▶ _TASK PROMPT_: Return, exactly, the line that contains "Read out every word on this page." together with all lines after it to the end of the entries, and no further lines.

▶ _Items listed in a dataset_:
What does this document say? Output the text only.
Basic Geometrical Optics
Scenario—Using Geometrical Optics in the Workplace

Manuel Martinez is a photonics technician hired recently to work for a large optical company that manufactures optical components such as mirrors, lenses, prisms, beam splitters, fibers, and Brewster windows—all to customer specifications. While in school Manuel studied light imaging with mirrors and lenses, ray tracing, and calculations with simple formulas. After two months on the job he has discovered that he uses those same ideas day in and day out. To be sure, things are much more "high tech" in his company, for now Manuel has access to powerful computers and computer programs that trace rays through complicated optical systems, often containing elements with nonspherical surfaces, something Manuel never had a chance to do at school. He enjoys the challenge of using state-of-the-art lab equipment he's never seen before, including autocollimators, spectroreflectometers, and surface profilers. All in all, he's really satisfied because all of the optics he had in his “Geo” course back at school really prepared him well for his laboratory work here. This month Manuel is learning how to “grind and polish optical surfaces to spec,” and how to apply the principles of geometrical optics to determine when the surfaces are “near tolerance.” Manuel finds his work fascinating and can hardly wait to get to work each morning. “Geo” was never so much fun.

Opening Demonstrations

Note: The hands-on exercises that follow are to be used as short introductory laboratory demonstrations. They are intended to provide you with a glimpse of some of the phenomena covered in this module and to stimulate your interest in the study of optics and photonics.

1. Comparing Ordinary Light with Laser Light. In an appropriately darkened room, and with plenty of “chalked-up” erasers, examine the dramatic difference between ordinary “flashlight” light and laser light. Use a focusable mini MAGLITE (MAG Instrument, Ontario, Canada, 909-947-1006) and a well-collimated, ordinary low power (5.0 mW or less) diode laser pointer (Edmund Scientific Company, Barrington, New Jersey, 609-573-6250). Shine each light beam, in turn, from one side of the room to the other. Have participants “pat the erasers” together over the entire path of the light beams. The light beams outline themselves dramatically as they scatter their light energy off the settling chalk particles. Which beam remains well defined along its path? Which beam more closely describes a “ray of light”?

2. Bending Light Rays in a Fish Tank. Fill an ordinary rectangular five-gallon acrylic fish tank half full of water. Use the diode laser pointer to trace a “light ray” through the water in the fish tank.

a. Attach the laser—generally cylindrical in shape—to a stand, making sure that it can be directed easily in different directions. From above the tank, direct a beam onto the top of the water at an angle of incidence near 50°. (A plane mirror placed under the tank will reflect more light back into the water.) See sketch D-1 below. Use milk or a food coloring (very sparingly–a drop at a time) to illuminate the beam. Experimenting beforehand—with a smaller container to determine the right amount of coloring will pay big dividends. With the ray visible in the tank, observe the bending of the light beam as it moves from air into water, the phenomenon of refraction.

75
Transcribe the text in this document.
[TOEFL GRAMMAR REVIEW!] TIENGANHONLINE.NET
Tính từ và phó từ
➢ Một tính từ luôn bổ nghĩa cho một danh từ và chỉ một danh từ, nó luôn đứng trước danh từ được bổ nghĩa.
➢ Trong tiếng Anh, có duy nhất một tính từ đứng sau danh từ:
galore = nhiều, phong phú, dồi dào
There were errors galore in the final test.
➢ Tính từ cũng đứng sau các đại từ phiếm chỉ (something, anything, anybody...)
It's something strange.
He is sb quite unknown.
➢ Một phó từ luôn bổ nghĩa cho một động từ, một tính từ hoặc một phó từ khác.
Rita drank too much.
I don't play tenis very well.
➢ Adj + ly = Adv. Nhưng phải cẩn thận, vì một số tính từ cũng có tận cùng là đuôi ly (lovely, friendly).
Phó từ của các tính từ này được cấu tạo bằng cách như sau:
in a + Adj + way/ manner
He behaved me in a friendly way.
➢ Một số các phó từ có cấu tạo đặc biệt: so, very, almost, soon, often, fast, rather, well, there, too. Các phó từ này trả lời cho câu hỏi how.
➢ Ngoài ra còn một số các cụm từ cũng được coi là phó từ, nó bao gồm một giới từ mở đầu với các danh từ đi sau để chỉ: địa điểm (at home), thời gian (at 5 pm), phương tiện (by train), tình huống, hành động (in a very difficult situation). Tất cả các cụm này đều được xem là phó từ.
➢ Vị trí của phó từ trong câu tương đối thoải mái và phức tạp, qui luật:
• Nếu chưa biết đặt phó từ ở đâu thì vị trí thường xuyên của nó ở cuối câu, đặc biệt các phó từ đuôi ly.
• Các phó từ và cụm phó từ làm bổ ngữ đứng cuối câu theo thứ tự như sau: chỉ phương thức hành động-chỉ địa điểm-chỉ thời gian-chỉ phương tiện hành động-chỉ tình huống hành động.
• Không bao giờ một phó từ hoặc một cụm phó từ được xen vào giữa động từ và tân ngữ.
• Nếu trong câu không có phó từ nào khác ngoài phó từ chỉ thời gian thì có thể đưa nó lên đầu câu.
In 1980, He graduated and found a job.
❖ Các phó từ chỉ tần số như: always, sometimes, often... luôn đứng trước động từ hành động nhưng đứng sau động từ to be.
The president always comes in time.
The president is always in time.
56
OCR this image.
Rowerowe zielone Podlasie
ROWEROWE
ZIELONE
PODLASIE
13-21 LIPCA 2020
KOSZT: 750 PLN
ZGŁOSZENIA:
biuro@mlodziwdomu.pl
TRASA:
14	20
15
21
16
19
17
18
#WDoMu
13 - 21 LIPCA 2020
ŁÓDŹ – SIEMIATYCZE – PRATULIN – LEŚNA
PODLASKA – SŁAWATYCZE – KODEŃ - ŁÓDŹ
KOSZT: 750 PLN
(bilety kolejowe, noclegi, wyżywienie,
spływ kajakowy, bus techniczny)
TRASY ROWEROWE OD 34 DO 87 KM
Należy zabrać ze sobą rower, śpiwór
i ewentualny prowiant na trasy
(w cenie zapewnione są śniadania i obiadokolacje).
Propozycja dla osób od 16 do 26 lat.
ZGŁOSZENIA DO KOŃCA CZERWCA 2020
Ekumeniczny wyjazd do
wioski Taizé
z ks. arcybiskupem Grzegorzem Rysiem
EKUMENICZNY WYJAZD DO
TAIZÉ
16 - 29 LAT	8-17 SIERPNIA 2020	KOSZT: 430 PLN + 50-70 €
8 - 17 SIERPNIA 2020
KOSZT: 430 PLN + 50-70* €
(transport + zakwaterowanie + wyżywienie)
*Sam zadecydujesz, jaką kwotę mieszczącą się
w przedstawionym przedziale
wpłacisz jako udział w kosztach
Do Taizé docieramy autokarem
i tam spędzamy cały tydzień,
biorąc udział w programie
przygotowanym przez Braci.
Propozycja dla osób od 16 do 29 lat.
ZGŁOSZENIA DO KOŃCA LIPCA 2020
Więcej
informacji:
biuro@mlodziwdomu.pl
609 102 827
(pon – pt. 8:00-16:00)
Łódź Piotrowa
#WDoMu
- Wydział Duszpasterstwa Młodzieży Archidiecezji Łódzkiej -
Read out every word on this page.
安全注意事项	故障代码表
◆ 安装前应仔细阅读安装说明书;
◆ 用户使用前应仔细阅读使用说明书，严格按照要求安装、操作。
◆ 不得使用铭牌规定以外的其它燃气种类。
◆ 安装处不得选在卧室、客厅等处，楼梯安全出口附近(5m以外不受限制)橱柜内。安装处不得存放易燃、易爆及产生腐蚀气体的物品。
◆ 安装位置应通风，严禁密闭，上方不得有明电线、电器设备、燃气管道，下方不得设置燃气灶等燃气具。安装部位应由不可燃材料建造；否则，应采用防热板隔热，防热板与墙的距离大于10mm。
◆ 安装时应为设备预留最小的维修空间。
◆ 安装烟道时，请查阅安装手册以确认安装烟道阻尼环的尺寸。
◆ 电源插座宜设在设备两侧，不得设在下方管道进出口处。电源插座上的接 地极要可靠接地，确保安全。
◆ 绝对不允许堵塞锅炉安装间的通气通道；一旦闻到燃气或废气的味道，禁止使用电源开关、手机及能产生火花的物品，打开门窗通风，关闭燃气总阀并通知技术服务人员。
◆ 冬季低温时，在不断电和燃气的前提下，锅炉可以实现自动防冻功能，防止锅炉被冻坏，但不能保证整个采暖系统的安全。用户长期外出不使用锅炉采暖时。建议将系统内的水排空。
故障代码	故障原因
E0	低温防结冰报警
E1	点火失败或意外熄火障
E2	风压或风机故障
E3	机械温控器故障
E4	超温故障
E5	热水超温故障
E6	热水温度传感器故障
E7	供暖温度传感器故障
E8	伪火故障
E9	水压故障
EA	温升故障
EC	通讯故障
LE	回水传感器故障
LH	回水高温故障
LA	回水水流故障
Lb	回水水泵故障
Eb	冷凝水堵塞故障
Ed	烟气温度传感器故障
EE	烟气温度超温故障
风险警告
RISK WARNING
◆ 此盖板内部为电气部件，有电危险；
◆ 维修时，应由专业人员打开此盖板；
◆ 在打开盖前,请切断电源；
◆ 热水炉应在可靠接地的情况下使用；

▶ _EXERCISE RESULT_:
Read out every word on this page.
安全注意事项	故障代码表
◆ 安装前应仔细阅读安装说明书;
◆ 用户使用前应仔细阅读使用说明书，严格按照要求安装、操作。
◆ 不得使用铭牌规定以外的其它燃气种类。
◆ 安装处不得选在卧室、客厅等处，楼梯安全出口附近(5m以外不受限制)橱柜内。安装处不得存放易燃、易爆及产生腐蚀气体的物品。
◆ 安装位置应通风，严禁密闭，上方不得有明电线、电器设备、燃气管道，下方不得设置燃气灶等燃气具。安装部位应由不可燃材料建造；否则，应采用防热板隔热，防热板与墙的距离大于10mm。
◆ 安装时应为设备预留最小的维修空间。
◆ 安装烟道时，请查阅安装手册以确认安装烟道阻尼环的尺寸。
◆ 电源插座宜设在设备两侧，不得设在下方管道进出口处。电源插座上的接 地极要可靠接地，确保安全。
◆ 绝对不允许堵塞锅炉安装间的通气通道；一旦闻到燃气或废气的味道，禁止使用电源开关、手机及能产生火花的物品，打开门窗通风，关闭燃气总阀并通知技术服务人员。
◆ 冬季低温时，在不断电和燃气的前提下，锅炉可以实现自动防冻功能，防止锅炉被冻坏，但不能保证整个采暖系统的安全。用户长期外出不使用锅炉采暖时。建议将系统内的水排空。
故障代码	故障原因
E0	低温防结冰报警
E1	点火失败或意外熄火障
E2	风压或风机故障
E3	机械温控器故障
E4	超温故障
E5	热水超温故障
E6	热水温度传感器故障
E7	供暖温度传感器故障
E8	伪火故障
E9	水压故障
EA	温升故障
EC	通讯故障
LE	回水传感器故障
LH	回水高温故障
LA	回水水流故障
Lb	回水水泵故障
Eb	冷凝水堵塞故障
Ed	烟气温度传感器故障
EE	烟气温度超温故障
风险警告
RISK WARNING
◆ 此盖板内部为电气部件，有电危险；
◆ 维修时，应由专业人员打开此盖板；
◆ 在打开盖前,请切断电源；
◆ 热水炉应在可靠接地的情况下使用；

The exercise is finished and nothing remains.